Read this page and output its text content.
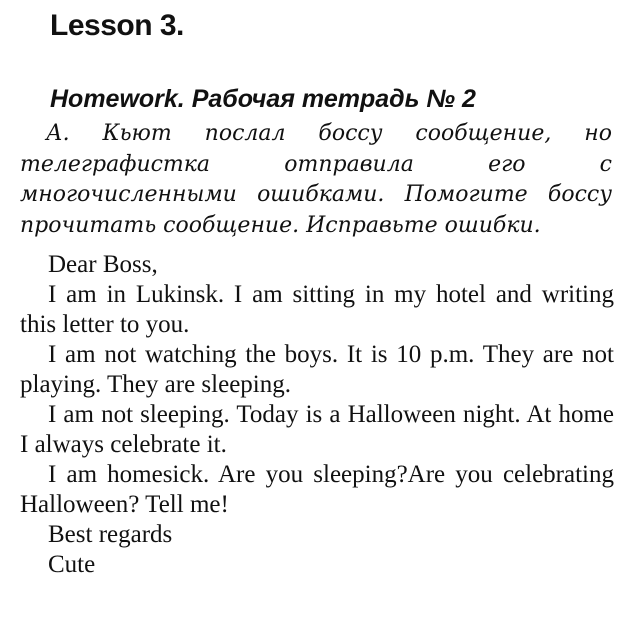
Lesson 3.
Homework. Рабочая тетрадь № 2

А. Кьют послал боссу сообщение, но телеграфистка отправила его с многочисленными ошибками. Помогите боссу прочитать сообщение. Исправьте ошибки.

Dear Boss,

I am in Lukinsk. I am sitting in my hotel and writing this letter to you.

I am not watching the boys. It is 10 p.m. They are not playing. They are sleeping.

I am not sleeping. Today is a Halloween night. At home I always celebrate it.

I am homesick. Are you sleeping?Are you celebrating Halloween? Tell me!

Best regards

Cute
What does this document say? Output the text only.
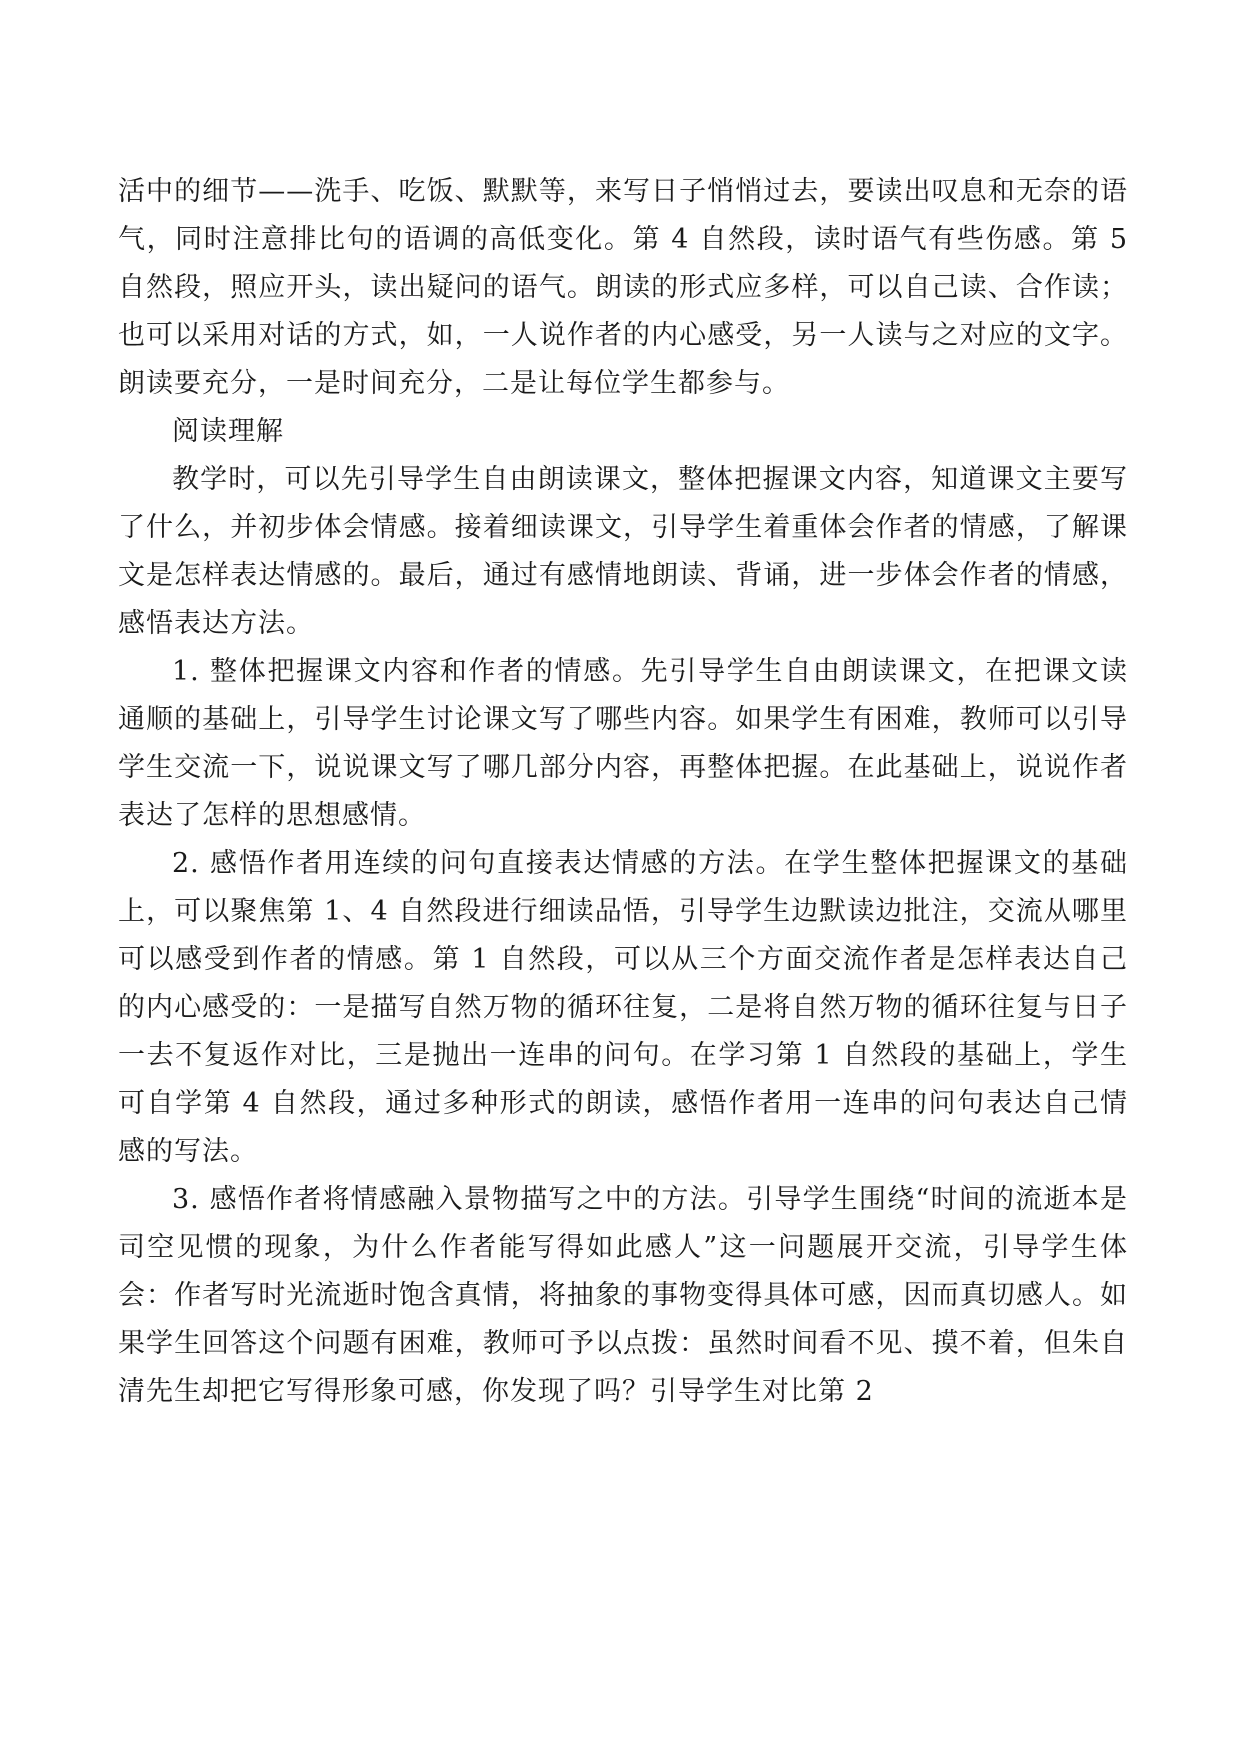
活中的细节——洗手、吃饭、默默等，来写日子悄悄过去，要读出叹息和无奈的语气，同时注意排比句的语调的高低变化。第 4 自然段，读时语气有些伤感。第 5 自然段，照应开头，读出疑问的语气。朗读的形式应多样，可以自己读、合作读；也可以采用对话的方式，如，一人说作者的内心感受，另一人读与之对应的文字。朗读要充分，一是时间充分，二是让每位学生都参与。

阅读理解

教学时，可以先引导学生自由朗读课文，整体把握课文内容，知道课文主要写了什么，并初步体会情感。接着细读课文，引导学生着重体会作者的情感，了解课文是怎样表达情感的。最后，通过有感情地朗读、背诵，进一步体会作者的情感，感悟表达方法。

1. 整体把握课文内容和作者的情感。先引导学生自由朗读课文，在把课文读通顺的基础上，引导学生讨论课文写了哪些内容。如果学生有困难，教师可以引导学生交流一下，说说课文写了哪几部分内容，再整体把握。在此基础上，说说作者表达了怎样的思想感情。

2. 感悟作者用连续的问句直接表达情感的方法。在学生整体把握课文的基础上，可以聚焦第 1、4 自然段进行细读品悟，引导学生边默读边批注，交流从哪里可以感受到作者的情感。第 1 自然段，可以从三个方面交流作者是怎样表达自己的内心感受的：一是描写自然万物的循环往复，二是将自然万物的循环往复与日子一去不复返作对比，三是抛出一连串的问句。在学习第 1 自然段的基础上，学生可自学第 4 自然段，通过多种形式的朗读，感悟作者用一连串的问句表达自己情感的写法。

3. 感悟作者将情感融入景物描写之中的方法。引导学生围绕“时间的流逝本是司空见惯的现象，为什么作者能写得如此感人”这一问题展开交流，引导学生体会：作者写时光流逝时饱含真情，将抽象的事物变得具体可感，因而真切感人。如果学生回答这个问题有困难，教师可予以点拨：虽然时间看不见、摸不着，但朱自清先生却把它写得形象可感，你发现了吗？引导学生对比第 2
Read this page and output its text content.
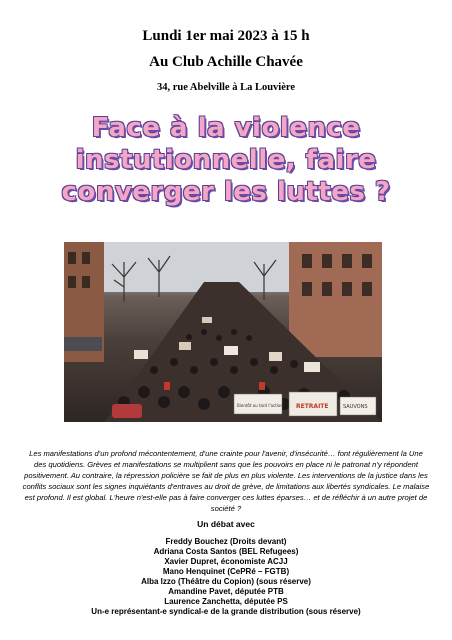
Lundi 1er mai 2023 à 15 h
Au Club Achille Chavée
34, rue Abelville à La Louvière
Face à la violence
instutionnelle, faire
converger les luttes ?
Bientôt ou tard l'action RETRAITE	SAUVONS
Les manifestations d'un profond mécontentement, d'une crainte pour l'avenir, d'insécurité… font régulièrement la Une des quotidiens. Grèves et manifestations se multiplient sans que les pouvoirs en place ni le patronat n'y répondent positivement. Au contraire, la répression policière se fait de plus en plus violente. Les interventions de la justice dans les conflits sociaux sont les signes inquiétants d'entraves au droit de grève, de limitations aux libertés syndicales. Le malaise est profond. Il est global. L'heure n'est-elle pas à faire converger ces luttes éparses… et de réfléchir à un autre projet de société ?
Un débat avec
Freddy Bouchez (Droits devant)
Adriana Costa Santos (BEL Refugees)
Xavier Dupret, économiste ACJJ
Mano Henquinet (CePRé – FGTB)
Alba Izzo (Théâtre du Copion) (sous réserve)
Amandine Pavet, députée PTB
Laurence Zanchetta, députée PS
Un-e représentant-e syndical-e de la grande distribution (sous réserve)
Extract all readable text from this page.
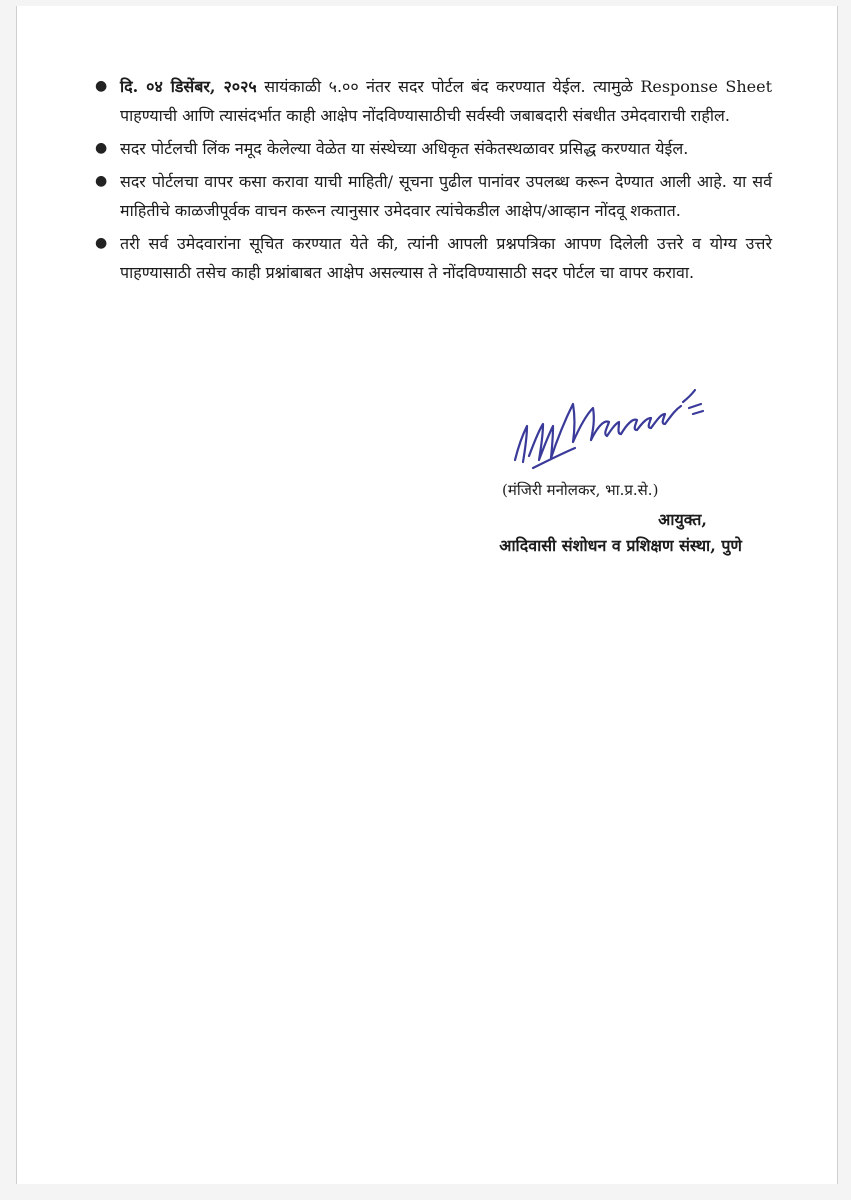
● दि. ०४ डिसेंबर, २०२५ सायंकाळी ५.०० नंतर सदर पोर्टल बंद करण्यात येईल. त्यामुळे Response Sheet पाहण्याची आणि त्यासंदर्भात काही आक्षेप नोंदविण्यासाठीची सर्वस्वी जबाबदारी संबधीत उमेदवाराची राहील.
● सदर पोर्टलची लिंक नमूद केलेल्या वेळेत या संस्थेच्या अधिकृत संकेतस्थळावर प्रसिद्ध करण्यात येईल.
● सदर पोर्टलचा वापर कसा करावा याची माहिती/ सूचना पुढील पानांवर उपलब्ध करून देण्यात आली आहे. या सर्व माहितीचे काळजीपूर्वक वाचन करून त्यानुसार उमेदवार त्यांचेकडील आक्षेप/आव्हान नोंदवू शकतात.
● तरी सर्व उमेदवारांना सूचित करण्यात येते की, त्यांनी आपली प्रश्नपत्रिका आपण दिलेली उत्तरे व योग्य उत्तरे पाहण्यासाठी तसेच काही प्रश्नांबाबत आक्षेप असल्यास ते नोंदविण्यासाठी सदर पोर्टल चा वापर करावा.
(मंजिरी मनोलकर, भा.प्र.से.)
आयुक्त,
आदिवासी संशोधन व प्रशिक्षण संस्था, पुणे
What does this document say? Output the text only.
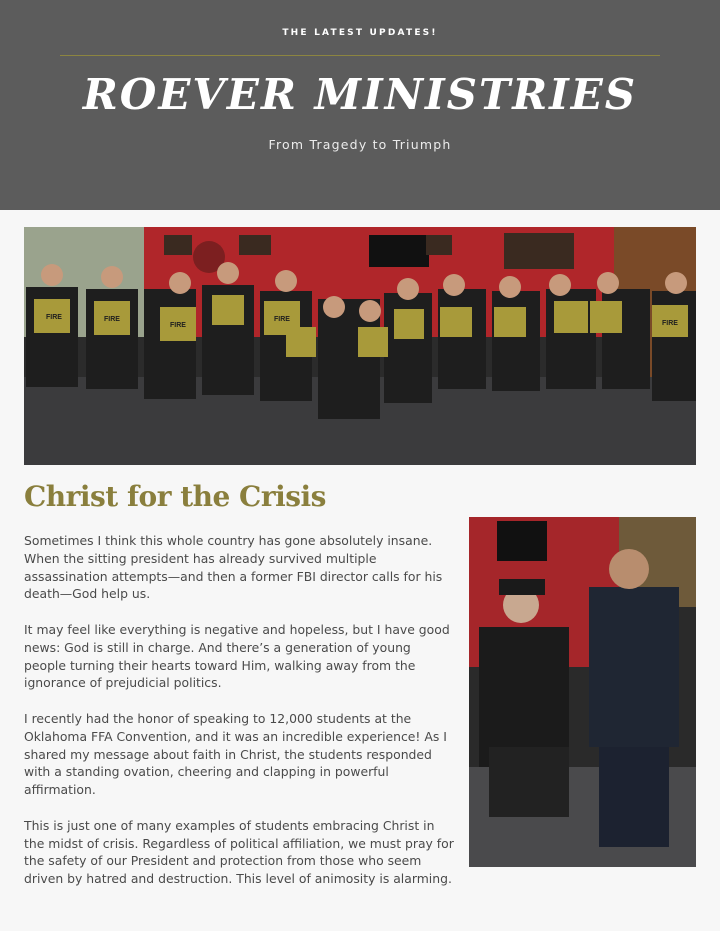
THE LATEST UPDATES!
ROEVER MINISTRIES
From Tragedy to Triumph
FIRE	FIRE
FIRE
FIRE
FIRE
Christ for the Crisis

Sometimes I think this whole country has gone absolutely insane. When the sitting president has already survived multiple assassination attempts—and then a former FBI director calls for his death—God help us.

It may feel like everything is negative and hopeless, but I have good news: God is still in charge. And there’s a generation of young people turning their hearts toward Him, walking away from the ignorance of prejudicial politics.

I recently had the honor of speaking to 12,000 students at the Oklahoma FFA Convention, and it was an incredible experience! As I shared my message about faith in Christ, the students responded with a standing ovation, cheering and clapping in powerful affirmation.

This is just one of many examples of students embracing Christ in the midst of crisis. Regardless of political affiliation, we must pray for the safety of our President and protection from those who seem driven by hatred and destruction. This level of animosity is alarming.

OBJECTIVE:
Go through the listing above and list every line that has the word "Halloween".

OUTPUT OF THE EXERCISE:
I am not sleeping. Today is a Halloween night. At home I always celebrate it.
I am homesick. Are you sleeping?Are you celebrating Halloween? Tell me!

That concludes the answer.